__The problem__: Using the data below, copy every line that contains the word "harmonizacji".

__Dataset records__:
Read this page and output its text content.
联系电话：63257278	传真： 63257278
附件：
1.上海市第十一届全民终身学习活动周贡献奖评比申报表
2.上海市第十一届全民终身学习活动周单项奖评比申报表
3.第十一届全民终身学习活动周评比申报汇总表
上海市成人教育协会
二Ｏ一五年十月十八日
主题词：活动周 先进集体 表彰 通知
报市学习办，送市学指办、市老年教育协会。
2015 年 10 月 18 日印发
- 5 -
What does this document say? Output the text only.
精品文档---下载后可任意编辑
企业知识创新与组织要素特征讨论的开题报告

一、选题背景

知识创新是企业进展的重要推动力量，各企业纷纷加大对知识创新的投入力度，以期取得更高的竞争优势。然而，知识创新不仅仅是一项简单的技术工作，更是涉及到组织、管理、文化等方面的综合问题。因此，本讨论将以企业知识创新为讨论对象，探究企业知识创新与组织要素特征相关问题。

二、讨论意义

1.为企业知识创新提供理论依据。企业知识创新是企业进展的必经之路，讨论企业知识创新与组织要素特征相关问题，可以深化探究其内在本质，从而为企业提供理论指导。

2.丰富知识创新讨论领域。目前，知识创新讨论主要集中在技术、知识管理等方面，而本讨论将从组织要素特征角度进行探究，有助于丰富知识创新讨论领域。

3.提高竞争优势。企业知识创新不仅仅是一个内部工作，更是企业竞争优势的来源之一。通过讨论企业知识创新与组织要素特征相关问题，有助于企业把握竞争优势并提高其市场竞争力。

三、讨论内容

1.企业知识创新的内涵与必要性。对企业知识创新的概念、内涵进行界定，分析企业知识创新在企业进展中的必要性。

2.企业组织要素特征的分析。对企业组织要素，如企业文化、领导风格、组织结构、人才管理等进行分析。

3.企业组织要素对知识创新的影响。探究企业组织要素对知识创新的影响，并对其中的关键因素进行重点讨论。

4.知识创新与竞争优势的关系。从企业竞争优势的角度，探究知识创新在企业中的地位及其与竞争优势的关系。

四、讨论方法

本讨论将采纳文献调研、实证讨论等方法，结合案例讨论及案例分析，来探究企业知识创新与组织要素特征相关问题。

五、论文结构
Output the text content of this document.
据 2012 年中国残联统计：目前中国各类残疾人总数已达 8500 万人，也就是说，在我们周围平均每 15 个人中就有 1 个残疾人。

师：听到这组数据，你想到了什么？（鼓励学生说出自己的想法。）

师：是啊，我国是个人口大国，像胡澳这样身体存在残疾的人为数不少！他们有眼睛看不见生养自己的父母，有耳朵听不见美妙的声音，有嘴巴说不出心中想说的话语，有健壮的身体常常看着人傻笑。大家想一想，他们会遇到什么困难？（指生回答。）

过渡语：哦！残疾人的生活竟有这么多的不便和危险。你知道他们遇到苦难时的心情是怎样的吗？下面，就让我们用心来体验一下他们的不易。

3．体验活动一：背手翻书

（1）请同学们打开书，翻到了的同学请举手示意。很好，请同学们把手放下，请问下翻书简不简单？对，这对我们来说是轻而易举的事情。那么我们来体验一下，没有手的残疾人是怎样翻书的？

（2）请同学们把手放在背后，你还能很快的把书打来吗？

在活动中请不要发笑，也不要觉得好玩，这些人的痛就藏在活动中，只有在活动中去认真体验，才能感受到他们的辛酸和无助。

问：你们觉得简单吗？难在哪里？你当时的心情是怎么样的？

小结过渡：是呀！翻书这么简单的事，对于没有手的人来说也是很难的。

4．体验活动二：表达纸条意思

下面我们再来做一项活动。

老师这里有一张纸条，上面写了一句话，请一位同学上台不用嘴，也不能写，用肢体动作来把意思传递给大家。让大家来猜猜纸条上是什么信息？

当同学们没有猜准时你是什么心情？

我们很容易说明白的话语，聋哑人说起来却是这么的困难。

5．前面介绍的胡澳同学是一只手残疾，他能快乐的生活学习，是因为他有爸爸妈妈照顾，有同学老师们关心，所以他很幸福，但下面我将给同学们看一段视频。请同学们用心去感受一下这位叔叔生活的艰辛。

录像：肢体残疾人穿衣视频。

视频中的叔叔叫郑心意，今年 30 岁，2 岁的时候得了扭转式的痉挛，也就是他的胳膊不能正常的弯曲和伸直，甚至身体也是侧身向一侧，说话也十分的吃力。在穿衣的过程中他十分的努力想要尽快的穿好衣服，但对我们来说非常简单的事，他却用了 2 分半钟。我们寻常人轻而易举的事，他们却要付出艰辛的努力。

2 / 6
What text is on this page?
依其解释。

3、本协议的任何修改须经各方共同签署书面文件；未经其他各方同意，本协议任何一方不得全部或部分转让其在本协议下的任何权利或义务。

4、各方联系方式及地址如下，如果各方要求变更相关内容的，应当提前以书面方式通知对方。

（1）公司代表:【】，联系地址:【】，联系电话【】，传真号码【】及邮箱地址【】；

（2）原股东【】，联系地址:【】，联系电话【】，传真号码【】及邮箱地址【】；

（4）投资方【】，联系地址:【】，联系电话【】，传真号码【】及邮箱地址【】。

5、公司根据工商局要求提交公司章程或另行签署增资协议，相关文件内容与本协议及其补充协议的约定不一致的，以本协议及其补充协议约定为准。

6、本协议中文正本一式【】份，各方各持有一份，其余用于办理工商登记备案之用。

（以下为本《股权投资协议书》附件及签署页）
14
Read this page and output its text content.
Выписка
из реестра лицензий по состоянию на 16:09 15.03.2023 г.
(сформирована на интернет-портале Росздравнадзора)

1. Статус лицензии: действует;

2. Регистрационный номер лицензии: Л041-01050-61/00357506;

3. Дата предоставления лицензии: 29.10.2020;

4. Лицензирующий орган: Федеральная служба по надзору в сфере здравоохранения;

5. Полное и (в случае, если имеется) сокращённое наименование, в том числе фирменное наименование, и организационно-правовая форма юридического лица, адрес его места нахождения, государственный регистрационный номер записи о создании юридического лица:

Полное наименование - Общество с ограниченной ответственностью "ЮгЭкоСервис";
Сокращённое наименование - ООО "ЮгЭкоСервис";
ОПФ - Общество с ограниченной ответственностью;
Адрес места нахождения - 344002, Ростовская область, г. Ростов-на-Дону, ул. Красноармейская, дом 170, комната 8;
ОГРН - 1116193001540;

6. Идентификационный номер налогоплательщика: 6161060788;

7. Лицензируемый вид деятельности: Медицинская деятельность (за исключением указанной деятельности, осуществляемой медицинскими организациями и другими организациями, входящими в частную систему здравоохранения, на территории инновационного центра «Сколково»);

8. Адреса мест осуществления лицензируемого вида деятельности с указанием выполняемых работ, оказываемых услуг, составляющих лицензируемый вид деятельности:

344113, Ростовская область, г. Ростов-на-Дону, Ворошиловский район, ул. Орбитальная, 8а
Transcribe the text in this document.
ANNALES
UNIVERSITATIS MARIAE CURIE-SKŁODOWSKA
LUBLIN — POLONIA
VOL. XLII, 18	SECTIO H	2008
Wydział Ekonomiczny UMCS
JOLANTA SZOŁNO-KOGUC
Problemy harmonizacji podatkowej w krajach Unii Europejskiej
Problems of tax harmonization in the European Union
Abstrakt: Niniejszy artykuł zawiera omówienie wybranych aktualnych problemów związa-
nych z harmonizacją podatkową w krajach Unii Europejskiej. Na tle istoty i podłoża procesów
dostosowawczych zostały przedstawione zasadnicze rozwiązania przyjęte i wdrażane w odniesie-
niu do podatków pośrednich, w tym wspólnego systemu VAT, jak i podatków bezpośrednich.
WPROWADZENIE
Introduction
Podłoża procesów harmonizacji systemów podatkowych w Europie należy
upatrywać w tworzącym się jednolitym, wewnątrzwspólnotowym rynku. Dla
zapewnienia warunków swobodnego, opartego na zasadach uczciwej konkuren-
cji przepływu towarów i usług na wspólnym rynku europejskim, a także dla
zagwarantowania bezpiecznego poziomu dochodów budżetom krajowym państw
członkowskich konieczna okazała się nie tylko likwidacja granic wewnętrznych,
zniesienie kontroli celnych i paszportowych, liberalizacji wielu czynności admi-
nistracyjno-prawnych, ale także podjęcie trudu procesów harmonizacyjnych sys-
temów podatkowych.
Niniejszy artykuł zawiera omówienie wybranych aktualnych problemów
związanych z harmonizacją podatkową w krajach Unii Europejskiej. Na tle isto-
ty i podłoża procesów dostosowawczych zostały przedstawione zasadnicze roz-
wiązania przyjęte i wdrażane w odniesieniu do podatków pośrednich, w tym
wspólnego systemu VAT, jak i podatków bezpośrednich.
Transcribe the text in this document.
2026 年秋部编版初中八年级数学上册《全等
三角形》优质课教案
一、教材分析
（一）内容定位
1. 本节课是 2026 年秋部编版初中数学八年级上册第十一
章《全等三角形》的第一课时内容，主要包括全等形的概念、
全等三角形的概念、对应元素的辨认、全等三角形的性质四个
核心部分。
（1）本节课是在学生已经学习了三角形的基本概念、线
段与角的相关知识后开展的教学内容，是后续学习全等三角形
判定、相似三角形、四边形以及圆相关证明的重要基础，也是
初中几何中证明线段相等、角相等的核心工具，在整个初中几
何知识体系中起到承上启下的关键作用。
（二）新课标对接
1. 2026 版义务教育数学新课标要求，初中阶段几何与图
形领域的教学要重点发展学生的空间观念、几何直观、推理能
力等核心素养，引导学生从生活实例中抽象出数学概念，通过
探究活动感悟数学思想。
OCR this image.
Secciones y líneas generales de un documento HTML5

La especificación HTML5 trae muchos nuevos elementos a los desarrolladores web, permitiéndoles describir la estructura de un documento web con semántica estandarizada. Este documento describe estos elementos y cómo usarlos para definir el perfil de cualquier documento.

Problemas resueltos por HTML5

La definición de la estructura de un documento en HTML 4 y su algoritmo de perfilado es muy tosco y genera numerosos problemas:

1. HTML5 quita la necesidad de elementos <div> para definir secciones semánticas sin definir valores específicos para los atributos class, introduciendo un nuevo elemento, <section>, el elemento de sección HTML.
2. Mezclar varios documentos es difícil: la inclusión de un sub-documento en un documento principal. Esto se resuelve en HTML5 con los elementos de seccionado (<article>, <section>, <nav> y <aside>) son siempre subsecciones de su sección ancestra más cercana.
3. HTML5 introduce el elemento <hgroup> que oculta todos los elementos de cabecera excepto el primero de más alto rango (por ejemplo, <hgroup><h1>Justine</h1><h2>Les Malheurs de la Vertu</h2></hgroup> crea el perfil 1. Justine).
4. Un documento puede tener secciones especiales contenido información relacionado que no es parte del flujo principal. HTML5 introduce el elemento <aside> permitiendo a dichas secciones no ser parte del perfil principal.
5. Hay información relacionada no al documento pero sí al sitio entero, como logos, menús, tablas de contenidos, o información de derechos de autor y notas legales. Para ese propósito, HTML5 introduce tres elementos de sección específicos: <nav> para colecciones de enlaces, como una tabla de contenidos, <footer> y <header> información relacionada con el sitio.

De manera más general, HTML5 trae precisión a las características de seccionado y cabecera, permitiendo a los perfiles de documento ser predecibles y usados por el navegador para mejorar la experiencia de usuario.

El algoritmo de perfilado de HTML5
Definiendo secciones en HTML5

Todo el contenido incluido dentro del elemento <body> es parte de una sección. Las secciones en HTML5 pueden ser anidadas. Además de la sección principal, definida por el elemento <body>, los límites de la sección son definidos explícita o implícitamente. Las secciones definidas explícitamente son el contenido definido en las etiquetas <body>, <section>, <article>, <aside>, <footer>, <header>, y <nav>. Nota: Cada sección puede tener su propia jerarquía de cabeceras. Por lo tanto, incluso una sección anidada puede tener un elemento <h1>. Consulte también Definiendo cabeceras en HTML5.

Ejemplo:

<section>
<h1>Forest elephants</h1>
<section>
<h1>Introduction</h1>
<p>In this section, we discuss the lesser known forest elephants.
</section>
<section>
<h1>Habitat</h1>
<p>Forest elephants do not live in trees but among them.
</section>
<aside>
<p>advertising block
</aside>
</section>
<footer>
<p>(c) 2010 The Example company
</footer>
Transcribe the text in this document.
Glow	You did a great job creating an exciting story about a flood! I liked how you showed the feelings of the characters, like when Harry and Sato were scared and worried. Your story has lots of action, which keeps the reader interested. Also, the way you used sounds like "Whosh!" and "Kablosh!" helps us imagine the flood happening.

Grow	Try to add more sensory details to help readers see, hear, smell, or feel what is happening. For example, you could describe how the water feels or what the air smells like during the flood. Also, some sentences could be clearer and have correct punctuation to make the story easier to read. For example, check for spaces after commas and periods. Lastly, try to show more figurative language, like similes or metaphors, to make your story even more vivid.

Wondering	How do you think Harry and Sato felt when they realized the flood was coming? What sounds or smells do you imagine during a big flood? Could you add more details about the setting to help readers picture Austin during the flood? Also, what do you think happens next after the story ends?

__Task answer__:
Problemy harmonizacji podatkowej w krajach Unii Europejskiej
Podłoża procesów harmonizacji systemów podatkowych w Europie należy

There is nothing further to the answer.